(Entries from a visual dataset)
* START *

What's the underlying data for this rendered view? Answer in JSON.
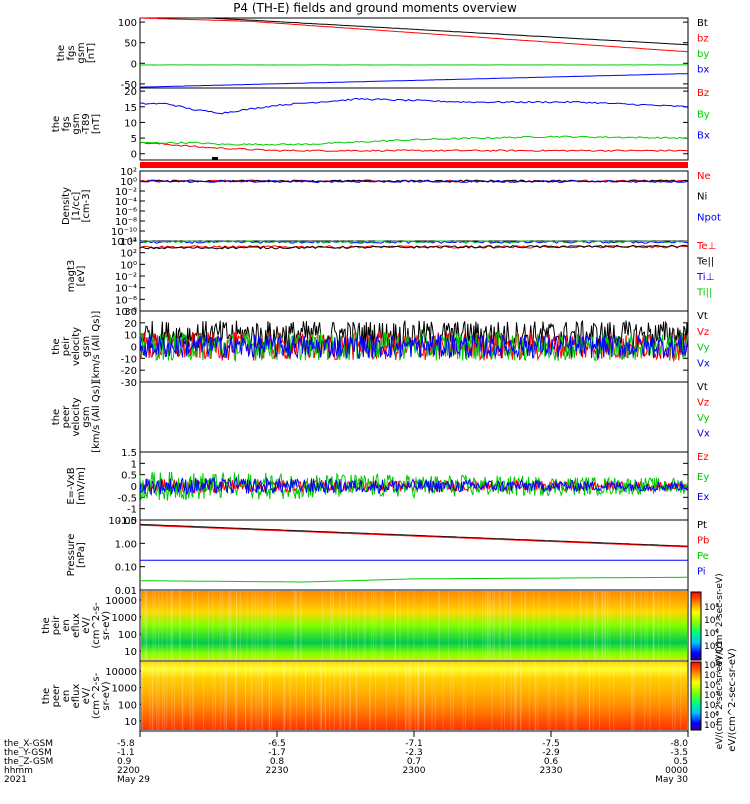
{
  "title": "P4 (TH-E) fields and ground moments overview",
  "colors": {
    "black": "#000000",
    "red": "#ff0000",
    "green": "#00cc00",
    "blue": "#0000ff"
  },
  "chart_data": [
    {
      "type": "line",
      "id": "fgs",
      "ylabel": [
        "the",
        "fgs",
        "gsm",
        "[nT]"
      ],
      "ylim": [
        -60,
        110
      ],
      "yticks": [
        -50,
        0,
        50,
        100
      ],
      "yscale": "linear",
      "series": [
        {
          "name": "Bt",
          "color": "#000000",
          "x": [
            0,
            0.2,
            1
          ],
          "y": [
            118,
            105,
            45
          ]
        },
        {
          "name": "bz",
          "color": "#ff0000",
          "x": [
            0,
            0.2,
            1
          ],
          "y": [
            110,
            102,
            28
          ]
        },
        {
          "name": "by",
          "color": "#00cc00",
          "x": [
            0,
            1
          ],
          "y": [
            -4,
            -4
          ]
        },
        {
          "name": "bx",
          "color": "#0000ff",
          "x": [
            0,
            1
          ],
          "y": [
            -58,
            -25
          ]
        }
      ]
    },
    {
      "type": "line",
      "id": "fgs-dtrnd",
      "ylabel": [
        "the",
        "fgs",
        "gsm",
        "-T89",
        "[nT]"
      ],
      "ylim": [
        -2,
        21
      ],
      "yticks": [
        0,
        5,
        10,
        15,
        20
      ],
      "yscale": "linear",
      "series": [
        {
          "name": "Bz",
          "color": "#ff0000",
          "x": [
            0,
            0.05,
            0.12,
            0.25,
            0.5,
            1
          ],
          "y": [
            3.5,
            3,
            2,
            1,
            1,
            1
          ]
        },
        {
          "name": "By",
          "color": "#00cc00",
          "x": [
            0,
            0.1,
            0.15,
            0.3,
            0.5,
            0.75,
            1
          ],
          "y": [
            3.5,
            3.5,
            3,
            3,
            4.5,
            5.5,
            5
          ]
        },
        {
          "name": "Bx",
          "color": "#0000ff",
          "x": [
            0,
            0.05,
            0.1,
            0.15,
            0.25,
            0.4,
            0.6,
            0.8,
            1
          ],
          "y": [
            16,
            16,
            14,
            13,
            15.5,
            17.5,
            16.5,
            16.5,
            15
          ]
        }
      ]
    },
    {
      "type": "line",
      "id": "density",
      "ylabel": [
        "Density",
        "[1/cc]",
        "[cm-3]"
      ],
      "ylim": [
        -12,
        2
      ],
      "ytick_labels": [
        "10²",
        "10⁰",
        "10⁻²",
        "10⁻⁴",
        "10⁻⁶",
        "10⁻⁸",
        "10⁻¹⁰",
        "10⁻¹²"
      ],
      "yscale": "log",
      "series": [
        {
          "name": "Ne",
          "color": "#ff0000",
          "x": [
            0,
            1
          ],
          "y": [
            0,
            0
          ]
        },
        {
          "name": "Ni",
          "color": "#000000",
          "x": [
            0,
            1
          ],
          "y": [
            0,
            0
          ]
        },
        {
          "name": "Npot",
          "color": "#0000ff",
          "x": [
            0,
            1
          ],
          "y": [
            -0.1,
            -0.1
          ]
        }
      ]
    },
    {
      "type": "line",
      "id": "temperature",
      "ylabel": [
        "magt3",
        "[eV]"
      ],
      "ylim": [
        -8,
        4
      ],
      "ytick_labels": [
        "10⁴",
        "10²",
        "10⁰",
        "10⁻²",
        "10⁻⁴",
        "10⁻⁶",
        "10⁻⁸"
      ],
      "yscale": "log",
      "series": [
        {
          "name": "Te⊥",
          "color": "#ff0000",
          "x": [
            0,
            1
          ],
          "y": [
            3,
            3
          ]
        },
        {
          "name": "Te||",
          "color": "#000000",
          "x": [
            0,
            1
          ],
          "y": [
            2.8,
            3.1
          ]
        },
        {
          "name": "Ti⊥",
          "color": "#0000ff",
          "x": [
            0,
            1
          ],
          "y": [
            3.8,
            3.8
          ]
        },
        {
          "name": "Ti||",
          "color": "#00cc00",
          "x": [
            0,
            1
          ],
          "y": [
            3.9,
            3.9
          ]
        }
      ]
    },
    {
      "type": "line",
      "id": "peir-velocity",
      "ylabel": [
        "the",
        "peir",
        "velocity",
        "gsm",
        "[km/s (All Qs)]"
      ],
      "ylim": [
        -30,
        30
      ],
      "yticks": [
        -30,
        -20,
        -10,
        0,
        10,
        20,
        30
      ],
      "yscale": "linear",
      "series": [
        {
          "name": "Vt",
          "color": "#000000",
          "mean": 10,
          "noise": 12
        },
        {
          "name": "Vz",
          "color": "#ff0000",
          "mean": 0,
          "noise": 12
        },
        {
          "name": "Vy",
          "color": "#00cc00",
          "mean": 0,
          "noise": 12
        },
        {
          "name": "Vx",
          "color": "#0000ff",
          "mean": 0,
          "noise": 10
        }
      ]
    },
    {
      "type": "line",
      "id": "peer-velocity",
      "ylabel": [
        "the",
        "peer",
        "velocity",
        "gsm",
        "[km/s (All Qs)]"
      ],
      "ylim": [
        -30,
        30
      ],
      "yticks": [],
      "yscale": "linear",
      "series": [
        {
          "name": "Vt",
          "color": "#000000"
        },
        {
          "name": "Vz",
          "color": "#ff0000"
        },
        {
          "name": "Vy",
          "color": "#00cc00"
        },
        {
          "name": "Vx",
          "color": "#0000ff"
        }
      ]
    },
    {
      "type": "line",
      "id": "efield",
      "ylabel": [
        "E=-VxB",
        "[mV/m]"
      ],
      "ylim": [
        -1.5,
        1.5
      ],
      "yticks": [
        -1.5,
        -1.0,
        -0.5,
        0.0,
        0.5,
        1.0,
        1.5
      ],
      "yscale": "linear",
      "series": [
        {
          "name": "Ez",
          "color": "#ff0000",
          "mean": 0,
          "noise": 0.3
        },
        {
          "name": "Ey",
          "color": "#00cc00",
          "mean": 0,
          "noise": 0.6
        },
        {
          "name": "Ex",
          "color": "#0000ff",
          "mean": 0,
          "noise": 0.35
        }
      ]
    },
    {
      "type": "line",
      "id": "pressure",
      "ylabel": [
        "Pressure",
        "[nPa]"
      ],
      "ylim": [
        0.01,
        10
      ],
      "ytick_labels": [
        "10.00",
        "1.00",
        "0.10",
        "0.01"
      ],
      "yscale": "log",
      "series": [
        {
          "name": "Pt",
          "color": "#000000",
          "x": [
            0,
            1
          ],
          "y": [
            6.5,
            0.75
          ]
        },
        {
          "name": "Pb",
          "color": "#ff0000",
          "x": [
            0,
            1
          ],
          "y": [
            6.0,
            0.7
          ]
        },
        {
          "name": "Pe",
          "color": "#00cc00",
          "x": [
            0,
            0.3,
            0.5,
            1
          ],
          "y": [
            0.025,
            0.022,
            0.03,
            0.035
          ]
        },
        {
          "name": "Pi",
          "color": "#0000ff",
          "x": [
            0,
            1
          ],
          "y": [
            0.19,
            0.19
          ]
        }
      ]
    },
    {
      "type": "heatmap",
      "id": "peir-eflux",
      "ylabel": [
        "the",
        "peir",
        "en",
        "eflux",
        "eV/",
        "(cm^2-s-",
        "sr-eV)"
      ],
      "ytick_labels": [
        "10000",
        "1000",
        "100",
        "10"
      ],
      "yscale": "log"
    },
    {
      "type": "heatmap",
      "id": "peer-eflux",
      "ylabel": [
        "the",
        "peer",
        "en",
        "eflux",
        "eV/",
        "(cm^2-s-",
        "sr-eV)"
      ],
      "ytick_labels": [
        "10000",
        "1000",
        "100",
        "10"
      ],
      "yscale": "log"
    }
  ],
  "colorbars": {
    "peir_label": "eV/(cm^2-sec-sr-eV)",
    "peir_ticks": [
      "10⁸",
      "10⁶",
      "10⁴",
      "10²"
    ],
    "peer_label": "eV/(cm^2-sec-sr-eV) Q1",
    "peer_ticks": [
      "10⁸",
      "10⁷",
      "10⁶",
      "10⁵",
      "10⁴",
      "10³",
      "10²"
    ],
    "full_label": "eV/(cm^2-sec-sr-eV)"
  },
  "ephemeris": {
    "rows": [
      {
        "label": "the_X-GSM",
        "values": [
          "-5.8",
          "-6.5",
          "-7.1",
          "-7.5",
          "-8.0"
        ]
      },
      {
        "label": "the_Y-GSM",
        "values": [
          "-1.1",
          "-1.7",
          "-2.3",
          "-2.9",
          "-3.5"
        ]
      },
      {
        "label": "the_Z-GSM",
        "values": [
          "0.9",
          "0.8",
          "0.7",
          "0.6",
          "0.5"
        ]
      },
      {
        "label": "hhmm",
        "values": [
          "2200",
          "2230",
          "2300",
          "2330",
          "0000"
        ]
      }
    ],
    "year": "2021",
    "start_date": "May 29",
    "end_date": "May 30"
  }
}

* END *

__Problem description__:
Show every line in the entries where the string "eflux" occurs.

__Output for this exercise__:
      "id": "peir-eflux",
        "eflux",
      "id": "peer-eflux",
        "eflux",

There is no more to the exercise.